## WORK INSTRUCTIONS
Could you say how many lines in the records include "weight"? Please give the number by itself.

## SOURCE MATERIAL

════

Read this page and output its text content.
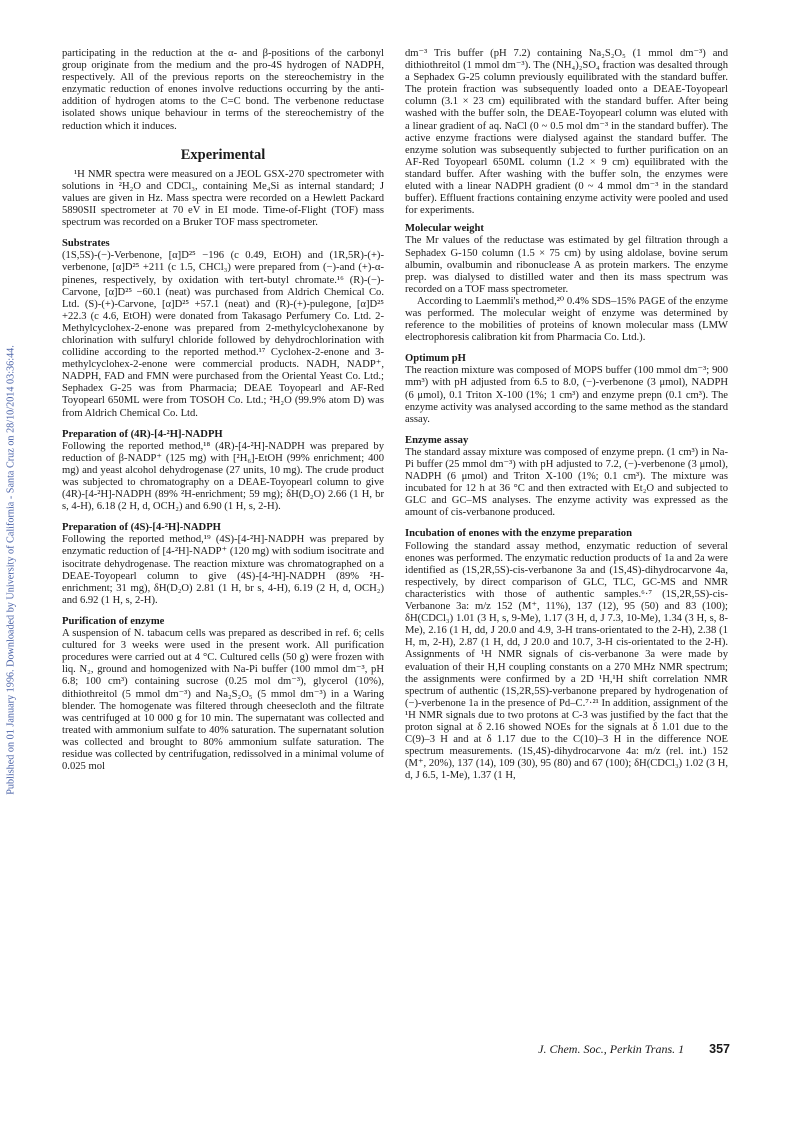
Published on 01 January 1996. Downloaded by University of California - Santa Cruz on 28/10/2014 03:36:44.

participating in the reduction at the α- and β-positions of the carbonyl group originate from the medium and the pro-4S hydrogen of NADPH, respectively. All of the previous reports on the stereochemistry in the enzymatic reduction of enones involve reductions occurring by the anti-addition of hydrogen atoms to the C=C bond. The verbenone reductase isolated shows unique behaviour in terms of the stereochemistry of the reduction which it induces.

Experimental

¹H NMR spectra were measured on a JEOL GSX-270 spectrometer with solutions in ²H₂O and CDCl₃, containing Me₄Si as internal standard; J values are given in Hz. Mass spectra were recorded on a Hewlett Packard 5890SII spectrometer at 70 eV in EI mode. Time-of-Flight (TOF) mass spectrum was recorded on a Bruker TOF mass spectrometer.

Substrates

(1S,5S)-(−)-Verbenone, [α]D²⁵ −196 (c 0.49, EtOH) and (1R,5R)-(+)-verbenone, [α]D²⁵ +211 (c 1.5, CHCl₃) were prepared from (−)-and (+)-α-pinenes, respectively, by oxidation with tert-butyl chromate.¹⁶ (R)-(−)-Carvone, [α]D²⁵ −60.1 (neat) was purchased from Aldrich Chemical Co. Ltd. (S)-(+)-Carvone, [α]D²⁵ +57.1 (neat) and (R)-(+)-pulegone, [α]D²⁵ +22.3 (c 4.6, EtOH) were donated from Takasago Perfumery Co. Ltd. 2-Methylcyclohex-2-enone was prepared from 2-methylcyclohexanone by chlorination with sulfuryl chloride followed by dehydrochlorination with collidine according to the reported method.¹⁷ Cyclohex-2-enone and 3-methylcyclohex-2-enone were commercial products. NADH, NADP⁺, NADPH, FAD and FMN were purchased from the Oriental Yeast Co. Ltd.; Sephadex G-25 was from Pharmacia; DEAE Toyopearl and AF-Red Toyopearl 650ML were from TOSOH Co. Ltd.; ²H₂O (99.9% atom D) was from Aldrich Chemical Co. Ltd.

Preparation of (4R)-[4-²H]-NADPH

Following the reported method,¹⁸ (4R)-[4-²H]-NADPH was prepared by reduction of β-NADP⁺ (125 mg) with [²H₆]-EtOH (99% enrichment; 400 mg) and yeast alcohol dehydrogenase (27 units, 10 mg). The crude product was subjected to chromatography on a DEAE-Toyopearl column to give (4R)-[4-²H]-NADPH (89% ²H-enrichment; 59 mg); δH(D₂O) 2.66 (1 H, br s, 4-H), 6.18 (2 H, d, OCH₂) and 6.90 (1 H, s, 2-H).

Preparation of (4S)-[4-²H]-NADPH

Following the reported method,¹⁹ (4S)-[4-²H]-NADPH was prepared by enzymatic reduction of [4-²H]-NADP⁺ (120 mg) with sodium isocitrate and isocitrate dehydrogenase. The reaction mixture was chromatographed on a DEAE-Toyopearl column to give (4S)-[4-²H]-NADPH (89% ²H-enrichment; 31 mg), δH(D₂O) 2.81 (1 H, br s, 4-H), 6.19 (2 H, d, OCH₂) and 6.92 (1 H, s, 2-H).

Purification of enzyme

A suspension of N. tabacum cells was prepared as described in ref. 6; cells cultured for 3 weeks were used in the present work. All purification procedures were carried out at 4 °C. Cultured cells (50 g) were frozen with liq. N₂, ground and homogenized with Na-Pi buffer (100 mmol dm⁻³, pH 6.8; 100 cm³) containing sucrose (0.25 mol dm⁻³), glycerol (10%), dithiothreitol (5 mmol dm⁻³) and Na₂S₂O₅ (5 mmol dm⁻³) in a Waring blender. The homogenate was filtered through cheesecloth and the filtrate was centrifuged at 10 000 g for 10 min. The supernatant was collected and treated with ammonium sulfate to 40% saturation. The supernatant solution was collected and brought to 80% ammonium sulfate saturation. The residue was collected by centrifugation, redissolved in a minimal volume of 0.025 mol

dm⁻³ Tris buffer (pH 7.2) containing Na₂S₂O₅ (1 mmol dm⁻³) and dithiothreitol (1 mmol dm⁻³). The (NH₄)₂SO₄ fraction was desalted through a Sephadex G-25 column previously equilibrated with the standard buffer. The protein fraction was subsequently loaded onto a DEAE-Toyopearl column (3.1 × 23 cm) equilibrated with the standard buffer. After being washed with the buffer soln, the DEAE-Toyopearl column was eluted with a linear gradient of aq. NaCl (0 ~ 0.5 mol dm⁻³ in the standard buffer). The active enzyme fractions were dialysed against the standard buffer. The enzyme solution was subsequently subjected to further purification on an AF-Red Toyopearl 650ML column (1.2 × 9 cm) equilibrated with the standard buffer. After washing with the buffer soln, the enzymes were eluted with a linear NADPH gradient (0 ~ 4 mmol dm⁻³ in the standard buffer). Effluent fractions containing enzyme activity were pooled and used for experiments.

Molecular weight

The Mr values of the reductase was estimated by gel filtration through a Sephadex G-150 column (1.5 × 75 cm) by using aldolase, bovine serum albumin, ovalbumin and ribonuclease A as protein markers. The enzyme prep. was dialysed to distilled water and then its mass spectrum was recorded on a TOF mass spectrometer.

According to Laemmli's method,²⁰ 0.4% SDS–15% PAGE of the enzyme was performed. The molecular weight of enzyme was determined by reference to the mobilities of proteins of known molecular mass (LMW electrophoresis calibration kit from Pharmacia Co. Ltd.).

Optimum pH

The reaction mixture was composed of MOPS buffer (100 mmol dm⁻³; 900 mm³) with pH adjusted from 6.5 to 8.0, (−)-verbenone (3 μmol), NADPH (6 μmol), 0.1 Triton X-100 (1%; 1 cm³) and enzyme prepn (0.1 cm³). The enzyme activity was analysed according to the same method as the standard assay.

Enzyme assay

The standard assay mixture was composed of enzyme prepn. (1 cm³) in Na-Pi buffer (25 mmol dm⁻³) with pH adjusted to 7.2, (−)-verbenone (3 μmol), NADPH (6 μmol) and Triton X-100 (1%; 0.1 cm³). The mixture was incubated for 12 h at 36 °C and then extracted with Et₂O and subjected to GLC and GC–MS analyses. The enzyme activity was expressed as the amount of cis-verbanone produced.

Incubation of enones with the enzyme preparation

Following the standard assay method, enzymatic reduction of several enones was performed. The enzymatic reduction products of 1a and 2a were identified as (1S,2R,5S)-cis-verbanone 3a and (1S,4S)-dihydrocarvone 4a, respectively, by direct comparison of GLC, TLC, GC-MS and NMR characteristics with those of authentic samples.⁶·⁷ (1S,2R,5S)-cis-Verbanone 3a: m/z 152 (M⁺, 11%), 137 (12), 95 (50) and 83 (100); δH(CDCl₃) 1.01 (3 H, s, 9-Me), 1.17 (3 H, d, J 7.3, 10-Me), 1.34 (3 H, s, 8-Me), 2.16 (1 H, dd, J 20.0 and 4.9, 3-H trans-orientated to the 2-H), 2.38 (1 H, m, 2-H), 2.87 (1 H, dd, J 20.0 and 10.7, 3-H cis-orientated to the 2-H). Assignments of ¹H NMR signals of cis-verbanone 3a were made by evaluation of their H,H coupling constants on a 270 MHz NMR spectrum; the assignments were confirmed by a 2D ¹H,¹H shift correlation NMR spectrum of authentic (1S,2R,5S)-verbanone prepared by hydrogenation of (−)-verbenone 1a in the presence of Pd–C.⁷·²¹ In addition, assignment of the ¹H NMR signals due to two protons at C-3 was justified by the fact that the proton signal at δ 2.16 showed NOEs for the signals at δ 1.01 due to the C(9)–3 H and at δ 1.17 due to the C(10)–3 H in the difference NOE spectrum measurements. (1S,4S)-dihydrocarvone 4a: m/z (rel. int.) 152 (M⁺, 20%), 137 (14), 109 (30), 95 (80) and 67 (100); δH(CDCl₃) 1.02 (3 H, d, J 6.5, 1-Me), 1.37 (1 H,

J. Chem. Soc., Perkin Trans. 1 357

════

## ANSWER FOR THE TASK
2